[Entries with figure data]
******

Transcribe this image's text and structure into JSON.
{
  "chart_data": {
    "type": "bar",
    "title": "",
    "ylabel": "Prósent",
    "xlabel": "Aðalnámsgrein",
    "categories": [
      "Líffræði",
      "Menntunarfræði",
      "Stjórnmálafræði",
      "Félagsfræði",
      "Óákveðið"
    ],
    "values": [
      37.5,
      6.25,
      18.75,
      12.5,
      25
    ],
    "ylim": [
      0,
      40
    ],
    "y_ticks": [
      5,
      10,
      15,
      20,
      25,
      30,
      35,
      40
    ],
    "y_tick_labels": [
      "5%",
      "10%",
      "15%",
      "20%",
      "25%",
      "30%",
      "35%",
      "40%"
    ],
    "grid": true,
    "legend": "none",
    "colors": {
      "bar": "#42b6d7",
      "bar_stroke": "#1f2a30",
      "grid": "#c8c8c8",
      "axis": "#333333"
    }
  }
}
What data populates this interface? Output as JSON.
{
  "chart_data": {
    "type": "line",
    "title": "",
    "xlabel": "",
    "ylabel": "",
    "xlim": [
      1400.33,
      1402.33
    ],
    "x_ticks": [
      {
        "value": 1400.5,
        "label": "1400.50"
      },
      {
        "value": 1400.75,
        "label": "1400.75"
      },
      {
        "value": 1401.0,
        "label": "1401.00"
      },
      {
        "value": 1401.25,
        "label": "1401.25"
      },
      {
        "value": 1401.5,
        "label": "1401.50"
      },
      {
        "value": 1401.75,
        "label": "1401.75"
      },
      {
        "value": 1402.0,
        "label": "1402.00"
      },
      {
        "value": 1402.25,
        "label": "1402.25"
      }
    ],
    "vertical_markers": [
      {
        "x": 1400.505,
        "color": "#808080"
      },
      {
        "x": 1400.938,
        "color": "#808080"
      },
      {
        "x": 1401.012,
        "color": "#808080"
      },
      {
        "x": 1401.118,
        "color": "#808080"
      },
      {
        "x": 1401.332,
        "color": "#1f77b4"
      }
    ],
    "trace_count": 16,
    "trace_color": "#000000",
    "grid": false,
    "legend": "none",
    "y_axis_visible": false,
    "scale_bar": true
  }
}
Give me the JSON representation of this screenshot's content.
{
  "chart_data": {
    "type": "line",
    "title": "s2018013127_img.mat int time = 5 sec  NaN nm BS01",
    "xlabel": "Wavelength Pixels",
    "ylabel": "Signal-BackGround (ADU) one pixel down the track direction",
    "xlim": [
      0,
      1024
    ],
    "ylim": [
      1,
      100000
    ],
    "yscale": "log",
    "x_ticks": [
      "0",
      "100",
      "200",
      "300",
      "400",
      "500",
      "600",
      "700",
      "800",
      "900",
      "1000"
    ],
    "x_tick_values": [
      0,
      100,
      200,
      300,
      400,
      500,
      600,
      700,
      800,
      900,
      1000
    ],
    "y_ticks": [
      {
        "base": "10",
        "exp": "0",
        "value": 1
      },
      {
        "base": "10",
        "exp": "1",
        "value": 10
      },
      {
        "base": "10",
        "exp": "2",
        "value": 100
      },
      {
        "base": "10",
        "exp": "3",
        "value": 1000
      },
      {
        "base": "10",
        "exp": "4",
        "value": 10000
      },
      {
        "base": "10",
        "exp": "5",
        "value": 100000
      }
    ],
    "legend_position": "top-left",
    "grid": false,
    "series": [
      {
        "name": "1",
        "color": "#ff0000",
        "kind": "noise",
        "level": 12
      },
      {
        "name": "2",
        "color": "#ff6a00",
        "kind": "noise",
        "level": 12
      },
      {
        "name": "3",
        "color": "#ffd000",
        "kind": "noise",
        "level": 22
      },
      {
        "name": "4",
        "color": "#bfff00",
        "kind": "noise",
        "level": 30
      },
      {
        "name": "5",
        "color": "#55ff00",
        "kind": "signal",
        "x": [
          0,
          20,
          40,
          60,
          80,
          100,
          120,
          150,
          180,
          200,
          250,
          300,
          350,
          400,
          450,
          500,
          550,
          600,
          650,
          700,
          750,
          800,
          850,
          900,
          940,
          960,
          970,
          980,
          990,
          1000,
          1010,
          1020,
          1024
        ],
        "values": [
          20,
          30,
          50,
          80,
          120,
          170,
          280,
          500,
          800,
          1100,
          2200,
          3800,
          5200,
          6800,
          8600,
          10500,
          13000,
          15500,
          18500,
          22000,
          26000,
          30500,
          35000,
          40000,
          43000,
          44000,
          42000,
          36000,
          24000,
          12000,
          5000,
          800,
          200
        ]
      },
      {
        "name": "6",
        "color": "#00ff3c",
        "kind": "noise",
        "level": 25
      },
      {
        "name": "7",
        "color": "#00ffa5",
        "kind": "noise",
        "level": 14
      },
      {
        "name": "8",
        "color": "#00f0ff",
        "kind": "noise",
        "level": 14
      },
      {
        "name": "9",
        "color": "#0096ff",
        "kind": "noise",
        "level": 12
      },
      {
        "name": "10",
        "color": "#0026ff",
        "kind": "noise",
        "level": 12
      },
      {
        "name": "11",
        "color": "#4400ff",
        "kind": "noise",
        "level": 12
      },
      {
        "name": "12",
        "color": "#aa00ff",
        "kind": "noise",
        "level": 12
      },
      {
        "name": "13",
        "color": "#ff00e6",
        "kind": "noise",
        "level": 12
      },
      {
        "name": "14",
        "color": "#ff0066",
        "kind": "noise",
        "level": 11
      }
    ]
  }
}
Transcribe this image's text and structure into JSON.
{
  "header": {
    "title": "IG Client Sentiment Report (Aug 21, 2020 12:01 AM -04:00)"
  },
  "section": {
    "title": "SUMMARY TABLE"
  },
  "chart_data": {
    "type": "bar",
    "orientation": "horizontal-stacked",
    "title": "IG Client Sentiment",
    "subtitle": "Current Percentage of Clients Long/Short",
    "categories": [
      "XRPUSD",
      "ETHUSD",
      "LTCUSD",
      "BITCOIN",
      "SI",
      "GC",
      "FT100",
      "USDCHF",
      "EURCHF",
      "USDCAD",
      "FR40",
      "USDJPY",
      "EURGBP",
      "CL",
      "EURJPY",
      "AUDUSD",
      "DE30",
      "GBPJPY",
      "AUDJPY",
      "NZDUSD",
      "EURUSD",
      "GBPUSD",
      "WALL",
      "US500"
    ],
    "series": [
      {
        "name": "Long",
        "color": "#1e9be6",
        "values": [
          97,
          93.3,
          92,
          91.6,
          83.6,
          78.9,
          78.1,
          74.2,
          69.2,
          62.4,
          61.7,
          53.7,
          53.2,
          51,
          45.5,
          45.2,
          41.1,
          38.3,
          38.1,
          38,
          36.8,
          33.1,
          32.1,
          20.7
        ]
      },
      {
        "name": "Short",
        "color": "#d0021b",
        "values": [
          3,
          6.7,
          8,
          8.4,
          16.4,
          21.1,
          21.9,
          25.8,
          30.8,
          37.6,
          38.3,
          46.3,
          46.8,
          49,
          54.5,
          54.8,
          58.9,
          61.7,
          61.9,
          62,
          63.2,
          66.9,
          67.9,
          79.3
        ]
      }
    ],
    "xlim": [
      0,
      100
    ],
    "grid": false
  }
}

******

The entries above must be returned exactly.

Transcribe this image's text and structure into JSON.
{
  "chart_data": {
    "type": "bar",
    "title": "",
    "ylabel": "Prósent",
    "xlabel": "Aðalnámsgrein",
    "categories": [
      "Líffræði",
      "Menntunarfræði",
      "Stjórnmálafræði",
      "Félagsfræði",
      "Óákveðið"
    ],
    "values": [
      37.5,
      6.25,
      18.75,
      12.5,
      25
    ],
    "ylim": [
      0,
      40
    ],
    "y_ticks": [
      5,
      10,
      15,
      20,
      25,
      30,
      35,
      40
    ],
    "y_tick_labels": [
      "5%",
      "10%",
      "15%",
      "20%",
      "25%",
      "30%",
      "35%",
      "40%"
    ],
    "grid": true,
    "legend": "none",
    "colors": {
      "bar": "#42b6d7",
      "bar_stroke": "#1f2a30",
      "grid": "#c8c8c8",
      "axis": "#333333"
    }
  }
}
What data populates this interface? Output as JSON.
{
  "chart_data": {
    "type": "line",
    "title": "",
    "xlabel": "",
    "ylabel": "",
    "xlim": [
      1400.33,
      1402.33
    ],
    "x_ticks": [
      {
        "value": 1400.5,
        "label": "1400.50"
      },
      {
        "value": 1400.75,
        "label": "1400.75"
      },
      {
        "value": 1401.0,
        "label": "1401.00"
      },
      {
        "value": 1401.25,
        "label": "1401.25"
      },
      {
        "value": 1401.5,
        "label": "1401.50"
      },
      {
        "value": 1401.75,
        "label": "1401.75"
      },
      {
        "value": 1402.0,
        "label": "1402.00"
      },
      {
        "value": 1402.25,
        "label": "1402.25"
      }
    ],
    "vertical_markers": [
      {
        "x": 1400.505,
        "color": "#808080"
      },
      {
        "x": 1400.938,
        "color": "#808080"
      },
      {
        "x": 1401.012,
        "color": "#808080"
      },
      {
        "x": 1401.118,
        "color": "#808080"
      },
      {
        "x": 1401.332,
        "color": "#1f77b4"
      }
    ],
    "trace_count": 16,
    "trace_color": "#000000",
    "grid": false,
    "legend": "none",
    "y_axis_visible": false,
    "scale_bar": true
  }
}
Give me the JSON representation of this screenshot's content.
{
  "chart_data": {
    "type": "line",
    "title": "s2018013127_img.mat int time = 5 sec  NaN nm BS01",
    "xlabel": "Wavelength Pixels",
    "ylabel": "Signal-BackGround (ADU) one pixel down the track direction",
    "xlim": [
      0,
      1024
    ],
    "ylim": [
      1,
      100000
    ],
    "yscale": "log",
    "x_ticks": [
      "0",
      "100",
      "200",
      "300",
      "400",
      "500",
      "600",
      "700",
      "800",
      "900",
      "1000"
    ],
    "x_tick_values": [
      0,
      100,
      200,
      300,
      400,
      500,
      600,
      700,
      800,
      900,
      1000
    ],
    "y_ticks": [
      {
        "base": "10",
        "exp": "0",
        "value": 1
      },
      {
        "base": "10",
        "exp": "1",
        "value": 10
      },
      {
        "base": "10",
        "exp": "2",
        "value": 100
      },
      {
        "base": "10",
        "exp": "3",
        "value": 1000
      },
      {
        "base": "10",
        "exp": "4",
        "value": 10000
      },
      {
        "base": "10",
        "exp": "5",
        "value": 100000
      }
    ],
    "legend_position": "top-left",
    "grid": false,
    "series": [
      {
        "name": "1",
        "color": "#ff0000",
        "kind": "noise",
        "level": 12
      },
      {
        "name": "2",
        "color": "#ff6a00",
        "kind": "noise",
        "level": 12
      },
      {
        "name": "3",
        "color": "#ffd000",
        "kind": "noise",
        "level": 22
      },
      {
        "name": "4",
        "color": "#bfff00",
        "kind": "noise",
        "level": 30
      },
      {
        "name": "5",
        "color": "#55ff00",
        "kind": "signal",
        "x": [
          0,
          20,
          40,
          60,
          80,
          100,
          120,
          150,
          180,
          200,
          250,
          300,
          350,
          400,
          450,
          500,
          550,
          600,
          650,
          700,
          750,
          800,
          850,
          900,
          940,
          960,
          970,
          980,
          990,
          1000,
          1010,
          1020,
          1024
        ],
        "values": [
          20,
          30,
          50,
          80,
          120,
          170,
          280,
          500,
          800,
          1100,
          2200,
          3800,
          5200,
          6800,
          8600,
          10500,
          13000,
          15500,
          18500,
          22000,
          26000,
          30500,
          35000,
          40000,
          43000,
          44000,
          42000,
          36000,
          24000,
          12000,
          5000,
          800,
          200
        ]
      },
      {
        "name": "6",
        "color": "#00ff3c",
        "kind": "noise",
        "level": 25
      },
      {
        "name": "7",
        "color": "#00ffa5",
        "kind": "noise",
        "level": 14
      },
      {
        "name": "8",
        "color": "#00f0ff",
        "kind": "noise",
        "level": 14
      },
      {
        "name": "9",
        "color": "#0096ff",
        "kind": "noise",
        "level": 12
      },
      {
        "name": "10",
        "color": "#0026ff",
        "kind": "noise",
        "level": 12
      },
      {
        "name": "11",
        "color": "#4400ff",
        "kind": "noise",
        "level": 12
      },
      {
        "name": "12",
        "color": "#aa00ff",
        "kind": "noise",
        "level": 12
      },
      {
        "name": "13",
        "color": "#ff00e6",
        "kind": "noise",
        "level": 12
      },
      {
        "name": "14",
        "color": "#ff0066",
        "kind": "noise",
        "level": 11
      }
    ]
  }
}
Transcribe this image's text and structure into JSON.
{
  "header": {
    "title": "IG Client Sentiment Report (Aug 21, 2020 12:01 AM -04:00)"
  },
  "section": {
    "title": "SUMMARY TABLE"
  },
  "chart_data": {
    "type": "bar",
    "orientation": "horizontal-stacked",
    "title": "IG Client Sentiment",
    "subtitle": "Current Percentage of Clients Long/Short",
    "categories": [
      "XRPUSD",
      "ETHUSD",
      "LTCUSD",
      "BITCOIN",
      "SI",
      "GC",
      "FT100",
      "USDCHF",
      "EURCHF",
      "USDCAD",
      "FR40",
      "USDJPY",
      "EURGBP",
      "CL",
      "EURJPY",
      "AUDUSD",
      "DE30",
      "GBPJPY",
      "AUDJPY",
      "NZDUSD",
      "EURUSD",
      "GBPUSD",
      "WALL",
      "US500"
    ],
    "series": [
      {
        "name": "Long",
        "color": "#1e9be6",
        "values": [
          97,
          93.3,
          92,
          91.6,
          83.6,
          78.9,
          78.1,
          74.2,
          69.2,
          62.4,
          61.7,
          53.7,
          53.2,
          51,
          45.5,
          45.2,
          41.1,
          38.3,
          38.1,
          38,
          36.8,
          33.1,
          32.1,
          20.7
        ]
      },
      {
        "name": "Short",
        "color": "#d0021b",
        "values": [
          3,
          6.7,
          8,
          8.4,
          16.4,
          21.1,
          21.9,
          25.8,
          30.8,
          37.6,
          38.3,
          46.3,
          46.8,
          49,
          54.5,
          54.8,
          58.9,
          61.7,
          61.9,
          62,
          63.2,
          66.9,
          67.9,
          79.3
        ]
      }
    ],
    "xlim": [
      0,
      100
    ],
    "grid": false
  }
}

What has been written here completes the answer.